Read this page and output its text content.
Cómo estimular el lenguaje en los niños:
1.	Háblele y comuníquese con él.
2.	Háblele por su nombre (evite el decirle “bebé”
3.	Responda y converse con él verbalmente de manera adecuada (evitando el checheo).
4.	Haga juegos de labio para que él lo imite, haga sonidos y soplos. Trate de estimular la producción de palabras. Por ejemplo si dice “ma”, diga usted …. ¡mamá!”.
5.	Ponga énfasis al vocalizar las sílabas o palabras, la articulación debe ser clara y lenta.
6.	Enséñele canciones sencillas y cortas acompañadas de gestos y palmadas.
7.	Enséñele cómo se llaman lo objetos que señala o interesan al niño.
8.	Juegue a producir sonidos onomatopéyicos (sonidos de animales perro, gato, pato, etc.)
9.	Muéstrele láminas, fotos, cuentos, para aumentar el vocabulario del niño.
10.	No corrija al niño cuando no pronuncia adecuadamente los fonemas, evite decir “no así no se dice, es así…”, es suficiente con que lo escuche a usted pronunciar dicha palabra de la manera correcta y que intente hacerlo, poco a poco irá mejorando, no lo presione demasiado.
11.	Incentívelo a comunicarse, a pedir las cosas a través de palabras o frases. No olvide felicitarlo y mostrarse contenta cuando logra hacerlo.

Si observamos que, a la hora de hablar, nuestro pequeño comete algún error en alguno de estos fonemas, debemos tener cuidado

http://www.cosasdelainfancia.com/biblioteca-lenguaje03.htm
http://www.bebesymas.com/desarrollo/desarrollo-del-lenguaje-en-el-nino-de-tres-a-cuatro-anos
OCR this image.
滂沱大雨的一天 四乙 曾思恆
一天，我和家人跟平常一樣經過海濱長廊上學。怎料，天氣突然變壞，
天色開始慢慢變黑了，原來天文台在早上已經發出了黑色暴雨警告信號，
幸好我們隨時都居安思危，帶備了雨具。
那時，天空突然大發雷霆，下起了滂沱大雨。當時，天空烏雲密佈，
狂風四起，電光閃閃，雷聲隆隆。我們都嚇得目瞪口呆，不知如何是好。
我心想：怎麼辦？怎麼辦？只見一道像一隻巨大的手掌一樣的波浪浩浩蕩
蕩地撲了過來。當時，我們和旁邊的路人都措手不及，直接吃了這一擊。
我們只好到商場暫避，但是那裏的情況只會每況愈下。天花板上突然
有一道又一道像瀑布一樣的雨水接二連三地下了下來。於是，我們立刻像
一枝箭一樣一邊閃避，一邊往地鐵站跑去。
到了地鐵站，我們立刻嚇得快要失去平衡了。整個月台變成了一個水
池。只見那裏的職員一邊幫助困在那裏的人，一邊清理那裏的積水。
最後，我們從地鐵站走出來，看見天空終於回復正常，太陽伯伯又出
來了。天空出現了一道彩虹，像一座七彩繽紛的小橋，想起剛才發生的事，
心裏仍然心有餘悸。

**The exercise:** Every record should be given again exactly.

**The completed task:**
Read this page and output its text content.
Cómo estimular el lenguaje en los niños:
1.	Háblele y comuníquese con él.
2.	Háblele por su nombre (evite el decirle “bebé”
3.	Responda y converse con él verbalmente de manera adecuada (evitando el checheo).
4.	Haga juegos de labio para que él lo imite, haga sonidos y soplos. Trate de estimular la producción de palabras. Por ejemplo si dice “ma”, diga usted …. ¡mamá!”.
5.	Ponga énfasis al vocalizar las sílabas o palabras, la articulación debe ser clara y lenta.
6.	Enséñele canciones sencillas y cortas acompañadas de gestos y palmadas.
7.	Enséñele cómo se llaman lo objetos que señala o interesan al niño.
8.	Juegue a producir sonidos onomatopéyicos (sonidos de animales perro, gato, pato, etc.)
9.	Muéstrele láminas, fotos, cuentos, para aumentar el vocabulario del niño.
10.	No corrija al niño cuando no pronuncia adecuadamente los fonemas, evite decir “no así no se dice, es así…”, es suficiente con que lo escuche a usted pronunciar dicha palabra de la manera correcta y que intente hacerlo, poco a poco irá mejorando, no lo presione demasiado.
11.	Incentívelo a comunicarse, a pedir las cosas a través de palabras o frases. No olvide felicitarlo y mostrarse contenta cuando logra hacerlo.

Si observamos que, a la hora de hablar, nuestro pequeño comete algún error en alguno de estos fonemas, debemos tener cuidado

http://www.cosasdelainfancia.com/biblioteca-lenguaje03.htm
http://www.bebesymas.com/desarrollo/desarrollo-del-lenguaje-en-el-nino-de-tres-a-cuatro-anos
OCR this image.
滂沱大雨的一天 四乙 曾思恆
一天，我和家人跟平常一樣經過海濱長廊上學。怎料，天氣突然變壞，
天色開始慢慢變黑了，原來天文台在早上已經發出了黑色暴雨警告信號，
幸好我們隨時都居安思危，帶備了雨具。
那時，天空突然大發雷霆，下起了滂沱大雨。當時，天空烏雲密佈，
狂風四起，電光閃閃，雷聲隆隆。我們都嚇得目瞪口呆，不知如何是好。
我心想：怎麼辦？怎麼辦？只見一道像一隻巨大的手掌一樣的波浪浩浩蕩
蕩地撲了過來。當時，我們和旁邊的路人都措手不及，直接吃了這一擊。
我們只好到商場暫避，但是那裏的情況只會每況愈下。天花板上突然
有一道又一道像瀑布一樣的雨水接二連三地下了下來。於是，我們立刻像
一枝箭一樣一邊閃避，一邊往地鐵站跑去。
到了地鐵站，我們立刻嚇得快要失去平衡了。整個月台變成了一個水
池。只見那裏的職員一邊幫助困在那裏的人，一邊清理那裏的積水。
最後，我們從地鐵站走出來，看見天空終於回復正常，太陽伯伯又出
來了。天空出現了一道彩虹，像一座七彩繽紛的小橋，想起剛才發生的事，
心裏仍然心有餘悸。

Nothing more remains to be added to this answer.